PROBLEM DETAILS: Extract the records in full, leaving every picture out.

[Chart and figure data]
┌────────

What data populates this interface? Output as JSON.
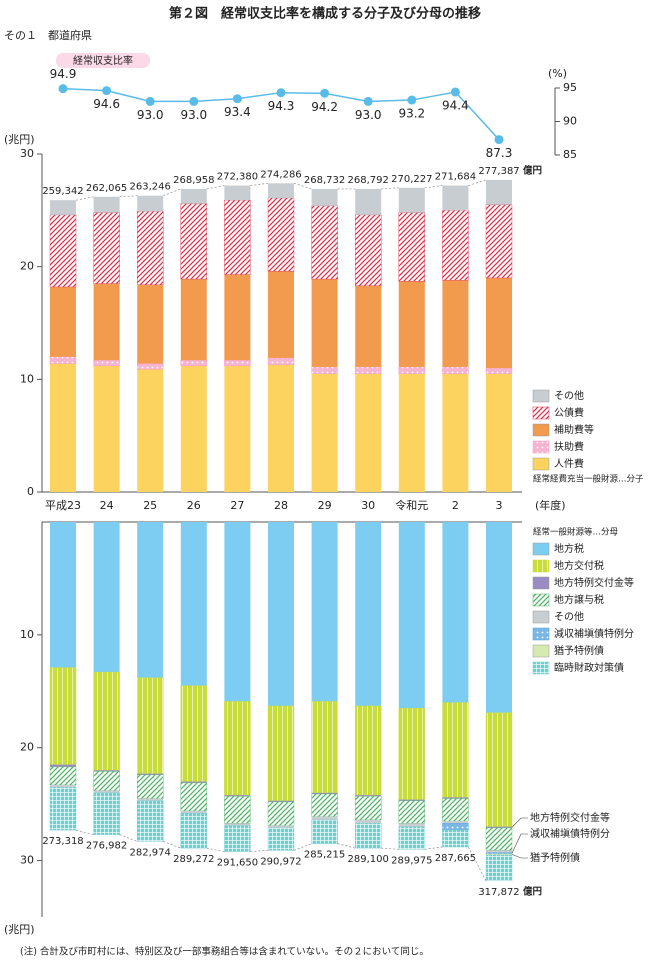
{
  "title": "第２図　経常収支比率を構成する分子及び分母の推移",
  "subtitle": "その１　都道府県",
  "note": "(注) 合計及び市町村には、特別区及び一部事務組合等は含まれていない。その２において同じ。",
  "chart_data": [
    {
      "type": "line",
      "legend": "経常収支比率",
      "y_unit": "(%)",
      "color": "#5bbbe8",
      "values": [
        94.9,
        94.6,
        93.0,
        93.0,
        93.4,
        94.3,
        94.2,
        93.0,
        93.2,
        94.4,
        87.3
      ],
      "value_labels": [
        "94.9",
        "94.6",
        "93.0",
        "93.0",
        "93.4",
        "94.3",
        "94.2",
        "93.0",
        "93.2",
        "94.4",
        "87.3"
      ],
      "ylim": [
        85,
        95
      ],
      "yticks": [
        85,
        90,
        95
      ]
    },
    {
      "type": "stacked_bar",
      "y_unit": "(兆円)",
      "x_unit": "(年度)",
      "categories": [
        "平成23",
        "24",
        "25",
        "26",
        "27",
        "28",
        "29",
        "30",
        "令和元",
        "2",
        "3"
      ],
      "ylim": [
        0,
        30
      ],
      "yticks": [
        0,
        10,
        20,
        30
      ],
      "legend_note": "経常経費充当一般財源…分子",
      "series": [
        {
          "name": "人件費",
          "color": "#fdd35f",
          "pattern": "solid",
          "values": [
            11.4,
            11.2,
            10.9,
            11.2,
            11.2,
            11.3,
            10.5,
            10.5,
            10.5,
            10.5,
            10.5
          ]
        },
        {
          "name": "扶助費",
          "color": "#f49ac1",
          "pattern": "dots",
          "values": [
            0.6,
            0.5,
            0.5,
            0.5,
            0.5,
            0.6,
            0.6,
            0.6,
            0.6,
            0.6,
            0.5
          ]
        },
        {
          "name": "補助費等",
          "color": "#f29a4e",
          "pattern": "solid",
          "values": [
            6.2,
            6.8,
            7.0,
            7.2,
            7.6,
            7.7,
            7.8,
            7.2,
            7.6,
            7.7,
            8.0
          ]
        },
        {
          "name": "公債費",
          "color": "#e0314b",
          "pattern": "hatch",
          "values": [
            6.4,
            6.3,
            6.5,
            6.7,
            6.6,
            6.5,
            6.5,
            6.3,
            6.1,
            6.2,
            6.5
          ]
        },
        {
          "name": "その他",
          "color": "#c8cdd1",
          "pattern": "solid",
          "values": [
            1.3,
            1.4,
            1.4,
            1.3,
            1.3,
            1.3,
            1.5,
            2.3,
            2.2,
            2.2,
            2.2
          ]
        }
      ],
      "totals": {
        "unit": "億円",
        "values": [
          259342,
          262065,
          263246,
          268958,
          272380,
          274286,
          268732,
          268792,
          270227,
          271684,
          277387
        ],
        "value_labels": [
          "259,342",
          "262,065",
          "263,246",
          "268,958",
          "272,380",
          "274,286",
          "268,732",
          "268,792",
          "270,227",
          "271,684",
          "277,387"
        ]
      }
    },
    {
      "type": "stacked_bar",
      "direction": "down",
      "y_unit": "(兆円)",
      "ylim": [
        0,
        35
      ],
      "yticks": [
        10,
        20,
        30
      ],
      "legend_title": "経常一般財源等…分母",
      "series": [
        {
          "name": "地方税",
          "color": "#7ccdf1",
          "pattern": "solid",
          "values": [
            12.9,
            13.3,
            13.8,
            14.5,
            15.9,
            16.3,
            15.9,
            16.3,
            16.5,
            16.0,
            16.9
          ]
        },
        {
          "name": "地方交付税",
          "color": "#c8dc3a",
          "pattern": "vlines",
          "values": [
            8.6,
            8.7,
            8.5,
            8.5,
            8.3,
            8.4,
            8.1,
            7.9,
            8.1,
            8.4,
            10.1
          ]
        },
        {
          "name": "地方特例交付金等",
          "color": "#9a8bc4",
          "pattern": "solid",
          "values": [
            0.2,
            0.1,
            0.1,
            0.1,
            0.1,
            0.1,
            0.1,
            0.1,
            0.1,
            0.1,
            0.1
          ]
        },
        {
          "name": "地方譲与税",
          "color": "#4fb466",
          "pattern": "hatch",
          "values": [
            1.6,
            1.7,
            2.1,
            2.5,
            2.4,
            2.1,
            2.0,
            2.1,
            2.0,
            2.0,
            2.0
          ]
        },
        {
          "name": "その他",
          "color": "#c8cdd1",
          "pattern": "solid",
          "values": [
            0.2,
            0.2,
            0.2,
            0.2,
            0.2,
            0.2,
            0.3,
            0.3,
            0.3,
            0.2,
            0.2
          ]
        },
        {
          "name": "減収補塡債特例分",
          "color": "#4f9fdc",
          "pattern": "dots",
          "values": [
            0,
            0,
            0,
            0,
            0,
            0,
            0,
            0,
            0,
            0.6,
            0.1
          ]
        },
        {
          "name": "猶予特例債",
          "color": "#d6e9b0",
          "pattern": "solid",
          "values": [
            0,
            0,
            0,
            0,
            0,
            0,
            0,
            0,
            0,
            0,
            0.1
          ]
        },
        {
          "name": "臨時財政対策債",
          "color": "#6fcfcf",
          "pattern": "grid",
          "values": [
            3.8,
            3.7,
            3.6,
            3.1,
            2.3,
            2.0,
            2.1,
            2.2,
            2.0,
            1.5,
            2.3
          ]
        }
      ],
      "totals": {
        "unit": "億円",
        "values": [
          273318,
          276982,
          282974,
          289272,
          291650,
          290972,
          285215,
          289100,
          289975,
          287665,
          317872
        ],
        "value_labels": [
          "273,318",
          "276,982",
          "282,974",
          "289,272",
          "291,650",
          "290,972",
          "285,215",
          "289,100",
          "289,975",
          "287,665",
          "317,872"
        ]
      },
      "annotations": [
        "地方特例交付金等",
        "減収補塡債特例分",
        "猶予特例債"
      ]
    }
  ]
}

└────────

FULL ANSWER:
What data populates this interface? Output as JSON.
{
  "title": "第２図　経常収支比率を構成する分子及び分母の推移",
  "subtitle": "その１　都道府県",
  "note": "(注) 合計及び市町村には、特別区及び一部事務組合等は含まれていない。その２において同じ。",
  "chart_data": [
    {
      "type": "line",
      "legend": "経常収支比率",
      "y_unit": "(%)",
      "color": "#5bbbe8",
      "values": [
        94.9,
        94.6,
        93.0,
        93.0,
        93.4,
        94.3,
        94.2,
        93.0,
        93.2,
        94.4,
        87.3
      ],
      "value_labels": [
        "94.9",
        "94.6",
        "93.0",
        "93.0",
        "93.4",
        "94.3",
        "94.2",
        "93.0",
        "93.2",
        "94.4",
        "87.3"
      ],
      "ylim": [
        85,
        95
      ],
      "yticks": [
        85,
        90,
        95
      ]
    },
    {
      "type": "stacked_bar",
      "y_unit": "(兆円)",
      "x_unit": "(年度)",
      "categories": [
        "平成23",
        "24",
        "25",
        "26",
        "27",
        "28",
        "29",
        "30",
        "令和元",
        "2",
        "3"
      ],
      "ylim": [
        0,
        30
      ],
      "yticks": [
        0,
        10,
        20,
        30
      ],
      "legend_note": "経常経費充当一般財源…分子",
      "series": [
        {
          "name": "人件費",
          "color": "#fdd35f",
          "pattern": "solid",
          "values": [
            11.4,
            11.2,
            10.9,
            11.2,
            11.2,
            11.3,
            10.5,
            10.5,
            10.5,
            10.5,
            10.5
          ]
        },
        {
          "name": "扶助費",
          "color": "#f49ac1",
          "pattern": "dots",
          "values": [
            0.6,
            0.5,
            0.5,
            0.5,
            0.5,
            0.6,
            0.6,
            0.6,
            0.6,
            0.6,
            0.5
          ]
        },
        {
          "name": "補助費等",
          "color": "#f29a4e",
          "pattern": "solid",
          "values": [
            6.2,
            6.8,
            7.0,
            7.2,
            7.6,
            7.7,
            7.8,
            7.2,
            7.6,
            7.7,
            8.0
          ]
        },
        {
          "name": "公債費",
          "color": "#e0314b",
          "pattern": "hatch",
          "values": [
            6.4,
            6.3,
            6.5,
            6.7,
            6.6,
            6.5,
            6.5,
            6.3,
            6.1,
            6.2,
            6.5
          ]
        },
        {
          "name": "その他",
          "color": "#c8cdd1",
          "pattern": "solid",
          "values": [
            1.3,
            1.4,
            1.4,
            1.3,
            1.3,
            1.3,
            1.5,
            2.3,
            2.2,
            2.2,
            2.2
          ]
        }
      ],
      "totals": {
        "unit": "億円",
        "values": [
          259342,
          262065,
          263246,
          268958,
          272380,
          274286,
          268732,
          268792,
          270227,
          271684,
          277387
        ],
        "value_labels": [
          "259,342",
          "262,065",
          "263,246",
          "268,958",
          "272,380",
          "274,286",
          "268,732",
          "268,792",
          "270,227",
          "271,684",
          "277,387"
        ]
      }
    },
    {
      "type": "stacked_bar",
      "direction": "down",
      "y_unit": "(兆円)",
      "ylim": [
        0,
        35
      ],
      "yticks": [
        10,
        20,
        30
      ],
      "legend_title": "経常一般財源等…分母",
      "series": [
        {
          "name": "地方税",
          "color": "#7ccdf1",
          "pattern": "solid",
          "values": [
            12.9,
            13.3,
            13.8,
            14.5,
            15.9,
            16.3,
            15.9,
            16.3,
            16.5,
            16.0,
            16.9
          ]
        },
        {
          "name": "地方交付税",
          "color": "#c8dc3a",
          "pattern": "vlines",
          "values": [
            8.6,
            8.7,
            8.5,
            8.5,
            8.3,
            8.4,
            8.1,
            7.9,
            8.1,
            8.4,
            10.1
          ]
        },
        {
          "name": "地方特例交付金等",
          "color": "#9a8bc4",
          "pattern": "solid",
          "values": [
            0.2,
            0.1,
            0.1,
            0.1,
            0.1,
            0.1,
            0.1,
            0.1,
            0.1,
            0.1,
            0.1
          ]
        },
        {
          "name": "地方譲与税",
          "color": "#4fb466",
          "pattern": "hatch",
          "values": [
            1.6,
            1.7,
            2.1,
            2.5,
            2.4,
            2.1,
            2.0,
            2.1,
            2.0,
            2.0,
            2.0
          ]
        },
        {
          "name": "その他",
          "color": "#c8cdd1",
          "pattern": "solid",
          "values": [
            0.2,
            0.2,
            0.2,
            0.2,
            0.2,
            0.2,
            0.3,
            0.3,
            0.3,
            0.2,
            0.2
          ]
        },
        {
          "name": "減収補塡債特例分",
          "color": "#4f9fdc",
          "pattern": "dots",
          "values": [
            0,
            0,
            0,
            0,
            0,
            0,
            0,
            0,
            0,
            0.6,
            0.1
          ]
        },
        {
          "name": "猶予特例債",
          "color": "#d6e9b0",
          "pattern": "solid",
          "values": [
            0,
            0,
            0,
            0,
            0,
            0,
            0,
            0,
            0,
            0,
            0.1
          ]
        },
        {
          "name": "臨時財政対策債",
          "color": "#6fcfcf",
          "pattern": "grid",
          "values": [
            3.8,
            3.7,
            3.6,
            3.1,
            2.3,
            2.0,
            2.1,
            2.2,
            2.0,
            1.5,
            2.3
          ]
        }
      ],
      "totals": {
        "unit": "億円",
        "values": [
          273318,
          276982,
          282974,
          289272,
          291650,
          290972,
          285215,
          289100,
          289975,
          287665,
          317872
        ],
        "value_labels": [
          "273,318",
          "276,982",
          "282,974",
          "289,272",
          "291,650",
          "290,972",
          "285,215",
          "289,100",
          "289,975",
          "287,665",
          "317,872"
        ]
      },
      "annotations": [
        "地方特例交付金等",
        "減収補塡債特例分",
        "猶予特例債"
      ]
    }
  ]
}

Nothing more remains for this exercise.